***** Information shown *****

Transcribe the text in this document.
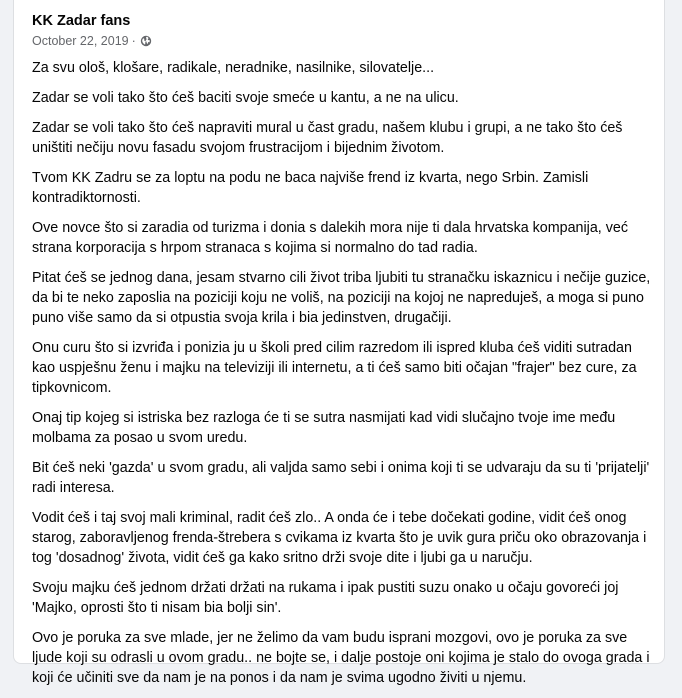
KK Zadar fans
October 22, 2019 ·

Za svu ološ, klošare, radikale, neradnike, nasilnike, silovatelje...

Zadar se voli tako što ćeš baciti svoje smeće u kantu, a ne na ulicu.

Zadar se voli tako što ćeš napraviti mural u čast gradu, našem klubu i grupi, a ne tako što ćeš uništiti nečiju novu fasadu svojom frustracijom i bijednim životom.

Tvom KK Zadru se za loptu na podu ne baca najviše frend iz kvarta, nego Srbin. Zamisli kontradiktornosti.

Ove novce što si zaradia od turizma i donia s dalekih mora nije ti dala hrvatska kompanija, već strana korporacija s hrpom stranaca s kojima si normalno do tad radia.

Pitat ćeš se jednog dana, jesam stvarno cili život triba ljubiti tu stranačku iskaznicu i nečije guzice, da bi te neko zaposlia na poziciji koju ne voliš, na poziciji na kojoj ne napreduješ, a moga si puno puno više samo da si otpustia svoja krila i bia jedinstven, drugačiji.

Onu curu što si izvriđa i ponizia ju u školi pred cilim razredom ili ispred kluba ćeš viditi sutradan kao uspješnu ženu i majku na televiziji ili internetu, a ti ćeš samo biti očajan "frajer" bez cure, za tipkovnicom.

Onaj tip kojeg si istriska bez razloga će ti se sutra nasmijati kad vidi slučajno tvoje ime među molbama za posao u svom uredu.

Bit ćeš neki 'gazda' u svom gradu, ali valjda samo sebi i onima koji ti se udvaraju da su ti 'prijatelji' radi interesa.

Vodit ćeš i taj svoj mali kriminal, radit ćeš zlo.. A onda će i tebe dočekati godine, vidit ćeš onog starog, zaboravljenog frenda-štrebera s cvikama iz kvarta što je uvik gura priču oko obrazovanja i tog 'dosadnog' života, vidit ćeš ga kako sritno drži svoje dite i ljubi ga u naručju.

Svoju majku ćeš jednom držati držati na rukama i ipak pustiti suzu onako u očaju govoreći joj 'Majko, oprosti što ti nisam bia bolji sin'.

Ovo je poruka za sve mlade, jer ne želimo da vam budu isprani mozgovi, ovo je poruka za sve ljude koji su odrasli u ovom gradu.. ne bojte se, i dalje postoje oni kojima je stalo do ovoga grada i koji će učiniti sve da nam je na ponos i da nam je svima ugodno živiti u njemu.
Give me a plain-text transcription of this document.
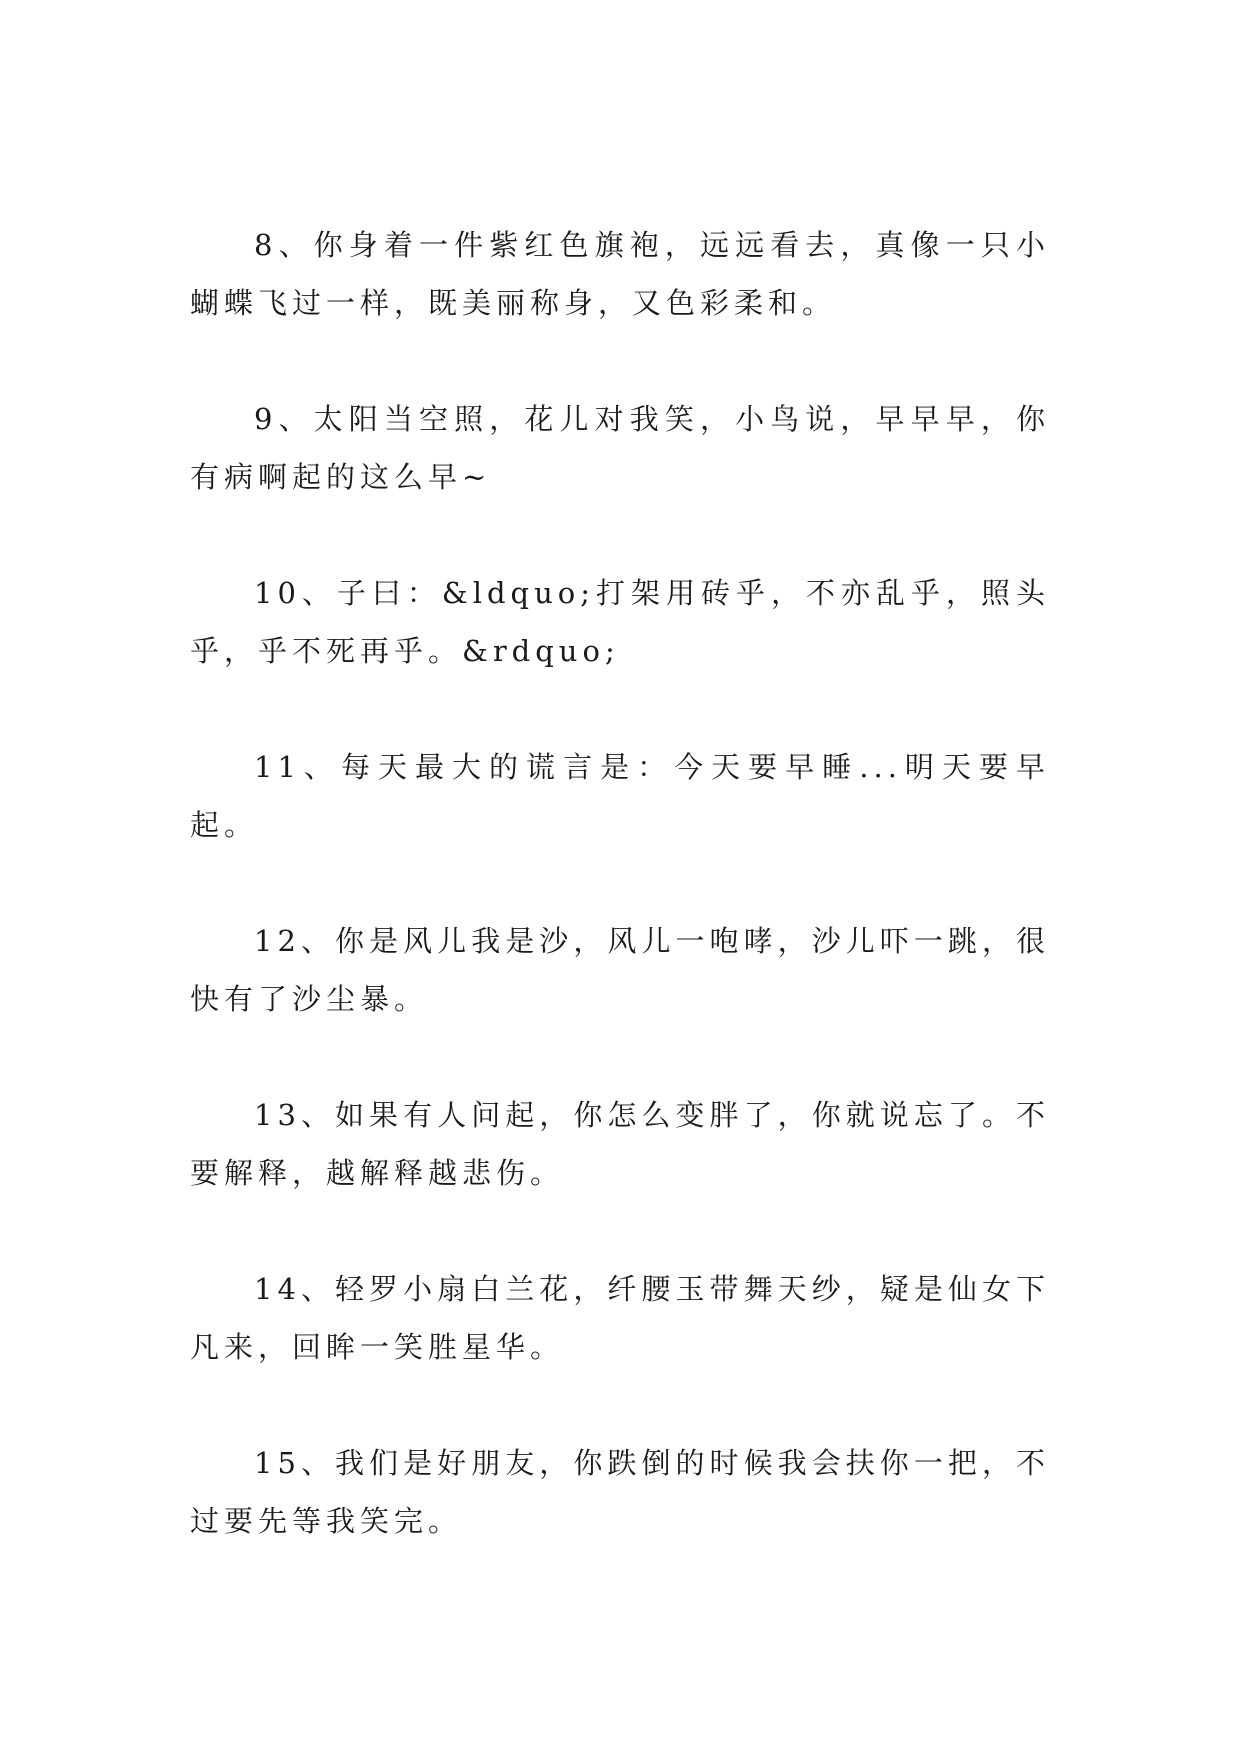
8、你身着一件紫红色旗袍，远远看去，真像一只小蝴蝶飞过一样，既美丽称身，又色彩柔和。

9、太阳当空照，花儿对我笑，小鸟说，早早早，你有病啊起的这么早~

10、子曰：&ldquo;打架用砖乎，不亦乱乎，照头乎，乎不死再乎。&rdquo;

11、每天最大的谎言是：今天要早睡...明天要早起。

12、你是风儿我是沙，风儿一咆哮，沙儿吓一跳，很快有了沙尘暴。

13、如果有人问起，你怎么变胖了，你就说忘了。不要解释，越解释越悲伤。

14、轻罗小扇白兰花，纤腰玉带舞天纱，疑是仙女下凡来，回眸一笑胜星华。

15、我们是好朋友，你跌倒的时候我会扶你一把，不过要先等我笑完。
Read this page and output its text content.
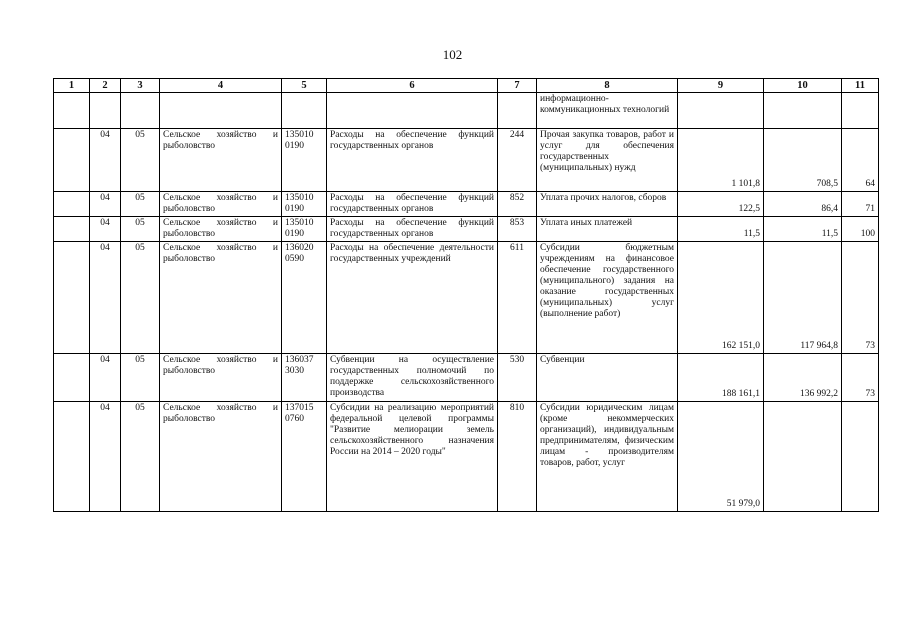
102
1	2	3	4	5	6	7	8	9	10	11
							информационно-коммуникационных технологий			
	04	05	Сельское хозяйство и рыболовство	135010 0190	Расходы на обеспечение функций государственных органов	244	Прочая закупка товаров, работ и услуг для обеспечения государственных (муниципальных) нужд	1 101,8	708,5	64
	04	05	Сельское хозяйство и рыболовство	135010 0190	Расходы на обеспечение функций государственных органов	852	Уплата прочих налогов, сборов	122,5	86,4	71
	04	05	Сельское хозяйство и рыболовство	135010 0190	Расходы на обеспечение функций государственных органов	853	Уплата иных платежей	11,5	11,5	100
	04	05	Сельское хозяйство и рыболовство	136020 0590	Расходы на обеспечение деятельности государственных учреждений	611	Субсидии бюджетным учреждениям на финансовое обеспечение государственного (муниципального) задания на оказание государственных (муниципальных) услуг (выполнение работ)	162 151,0	117 964,8	73
	04	05	Сельское хозяйство и рыболовство	136037 3030	Субвенции на осуществление государственных полномочий по поддержке сельскохозяйственного производства	530	Субвенции	188 161,1	136 992,2	73
	04	05	Сельское хозяйство и рыболовство	137015 0760	Субсидии на реализацию мероприятий федеральной целевой программы "Развитие мелиорации земель сельскохозяйственного назначения России на 2014 – 2020 годы"	810	Субсидии юридическим лицам (кроме некоммерческих организаций), индивидуальным предпринимателям, физическим лицам - производителям товаров, работ, услуг	51 979,0		
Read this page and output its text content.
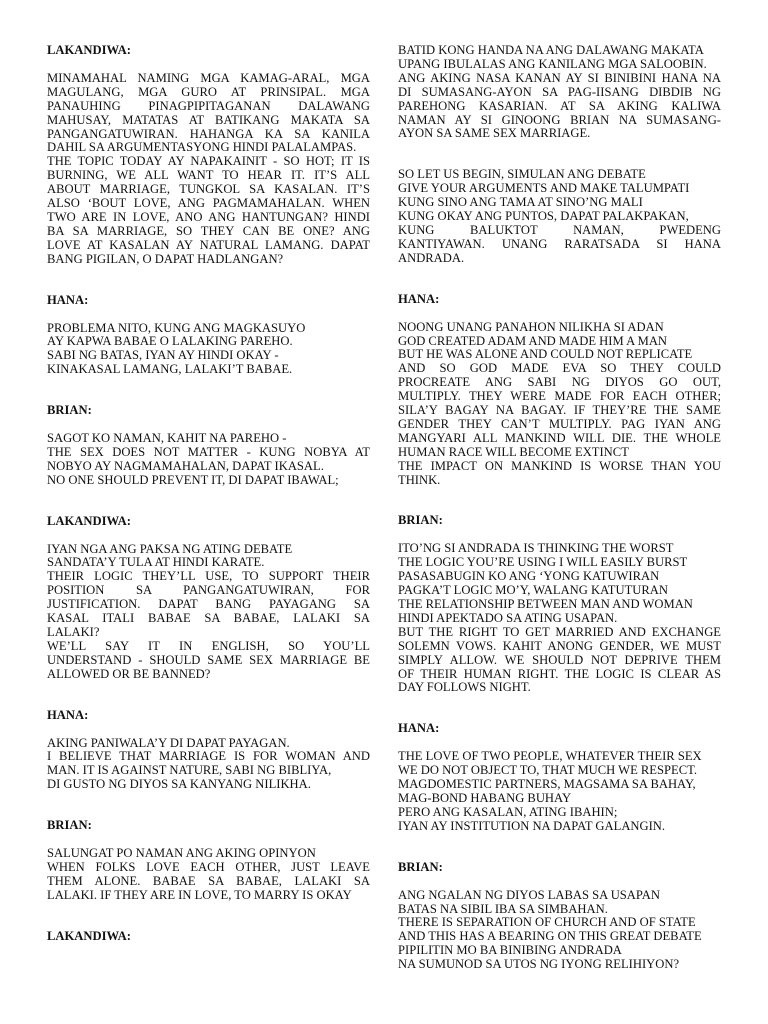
LAKANDIWA:
MINAMAHAL NAMING MGA KAMAG-ARAL, MGA
MAGULANG, MGA GURO AT PRINSIPAL. MGA
PANAUHING PINAGPIPITAGANAN DALAWANG
MAHUSAY, MATATAS AT BATIKANG MAKATA SA
PANGANGATUWIRAN. HAHANGA KA SA KANILA
DAHIL SA ARGUMENTASYONG HINDI PALALAMPAS.
THE TOPIC TODAY AY NAPAKAINIT - SO HOT; IT IS
BURNING, WE ALL WANT TO HEAR IT. IT’S ALL
ABOUT MARRIAGE, TUNGKOL SA KASALAN. IT’S
ALSO ‘BOUT LOVE, ANG PAGMAMAHALAN. WHEN
TWO ARE IN LOVE, ANO ANG HANTUNGAN? HINDI
BA SA MARRIAGE, SO THEY CAN BE ONE? ANG
LOVE AT KASALAN AY NATURAL LAMANG. DAPAT
BANG PIGILAN, O DAPAT HADLANGAN?
HANA:
PROBLEMA NITO, KUNG ANG MAGKASUYO
AY KAPWA BABAE O LALAKING PAREHO.
SABI NG BATAS, IYAN AY HINDI OKAY -
KINAKASAL LAMANG, LALAKI’T BABAE.
BRIAN:
SAGOT KO NAMAN, KAHIT NA PAREHO -
THE SEX DOES NOT MATTER - KUNG NOBYA AT
NOBYO AY NAGMAMAHALAN, DAPAT IKASAL.
NO ONE SHOULD PREVENT IT, DI DAPAT IBAWAL;
LAKANDIWA:
IYAN NGA ANG PAKSA NG ATING DEBATE
SANDATA’Y TULA AT HINDI KARATE.
THEIR LOGIC THEY’LL USE, TO SUPPORT THEIR
POSITION SA PANGANGATUWIRAN, FOR
JUSTIFICATION. DAPAT BANG PAYAGANG SA
KASAL ITALI BABAE SA BABAE, LALAKI SA
LALAKI?
WE’LL SAY IT IN ENGLISH, SO YOU’LL
UNDERSTAND - SHOULD SAME SEX MARRIAGE BE
ALLOWED OR BE BANNED?
HANA:
AKING PANIWALA’Y DI DAPAT PAYAGAN.
I BELIEVE THAT MARRIAGE IS FOR WOMAN AND
MAN. IT IS AGAINST NATURE, SABI NG BIBLIYA,
DI GUSTO NG DIYOS SA KANYANG NILIKHA.
BRIAN:
SALUNGAT PO NAMAN ANG AKING OPINYON
WHEN FOLKS LOVE EACH OTHER, JUST LEAVE
THEM ALONE. BABAE SA BABAE, LALAKI SA
LALAKI. IF THEY ARE IN LOVE, TO MARRY IS OKAY
LAKANDIWA:
BATID KONG HANDA NA ANG DALAWANG MAKATA
UPANG IBULALAS ANG KANILANG MGA SALOOBIN.
ANG AKING NASA KANAN AY SI BINIBINI HANA NA
DI SUMASANG-AYON SA PAG-IISANG DIBDIB NG
PAREHONG KASARIAN. AT SA AKING KALIWA
NAMAN AY SI GINOONG BRIAN NA SUMASANG-
AYON SA SAME SEX MARRIAGE.
SO LET US BEGIN, SIMULAN ANG DEBATE
GIVE YOUR ARGUMENTS AND MAKE TALUMPATI
KUNG SINO ANG TAMA AT SINO’NG MALI
KUNG OKAY ANG PUNTOS, DAPAT PALAKPAKAN,
KUNG BALUKTOT NAMAN, PWEDENG
KANTIYAWAN. UNANG RARATSADA SI HANA
ANDRADA.
HANA:
NOONG UNANG PANAHON NILIKHA SI ADAN
GOD CREATED ADAM AND MADE HIM A MAN
BUT HE WAS ALONE AND COULD NOT REPLICATE
AND SO GOD MADE EVA SO THEY COULD
PROCREATE ANG SABI NG DIYOS GO OUT,
MULTIPLY. THEY WERE MADE FOR EACH OTHER;
SILA’Y BAGAY NA BAGAY. IF THEY’RE THE SAME
GENDER THEY CAN’T MULTIPLY. PAG IYAN ANG
MANGYARI ALL MANKIND WILL DIE. THE WHOLE
HUMAN RACE WILL BECOME EXTINCT
THE IMPACT ON MANKIND IS WORSE THAN YOU
THINK.
BRIAN:
ITO’NG SI ANDRADA IS THINKING THE WORST
THE LOGIC YOU’RE USING I WILL EASILY BURST
PASASABUGIN KO ANG ‘YONG KATUWIRAN
PAGKA’T LOGIC MO’Y, WALANG KATUTURAN
THE RELATIONSHIP BETWEEN MAN AND WOMAN
HINDI APEKTADO SA ATING USAPAN.
BUT THE RIGHT TO GET MARRIED AND EXCHANGE
SOLEMN VOWS. KAHIT ANONG GENDER, WE MUST
SIMPLY ALLOW. WE SHOULD NOT DEPRIVE THEM
OF THEIR HUMAN RIGHT. THE LOGIC IS CLEAR AS
DAY FOLLOWS NIGHT.
HANA:
THE LOVE OF TWO PEOPLE, WHATEVER THEIR SEX
WE DO NOT OBJECT TO, THAT MUCH WE RESPECT.
MAGDOMESTIC PARTNERS, MAGSAMA SA BAHAY,
MAG-BOND HABANG BUHAY
PERO ANG KASALAN, ATING IBAHIN;
IYAN AY INSTITUTION NA DAPAT GALANGIN.
BRIAN:
ANG NGALAN NG DIYOS LABAS SA USAPAN
BATAS NA SIBIL IBA SA SIMBAHAN.
THERE IS SEPARATION OF CHURCH AND OF STATE
AND THIS HAS A BEARING ON THIS GREAT DEBATE
PIPILITIN MO BA BINIBING ANDRADA
NA SUMUNOD SA UTOS NG IYONG RELIHIYON?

*****

* _Exercise aim_: State how many lines of the records hold the string "NAMAN", and nothing else.

* _Right answer_: 4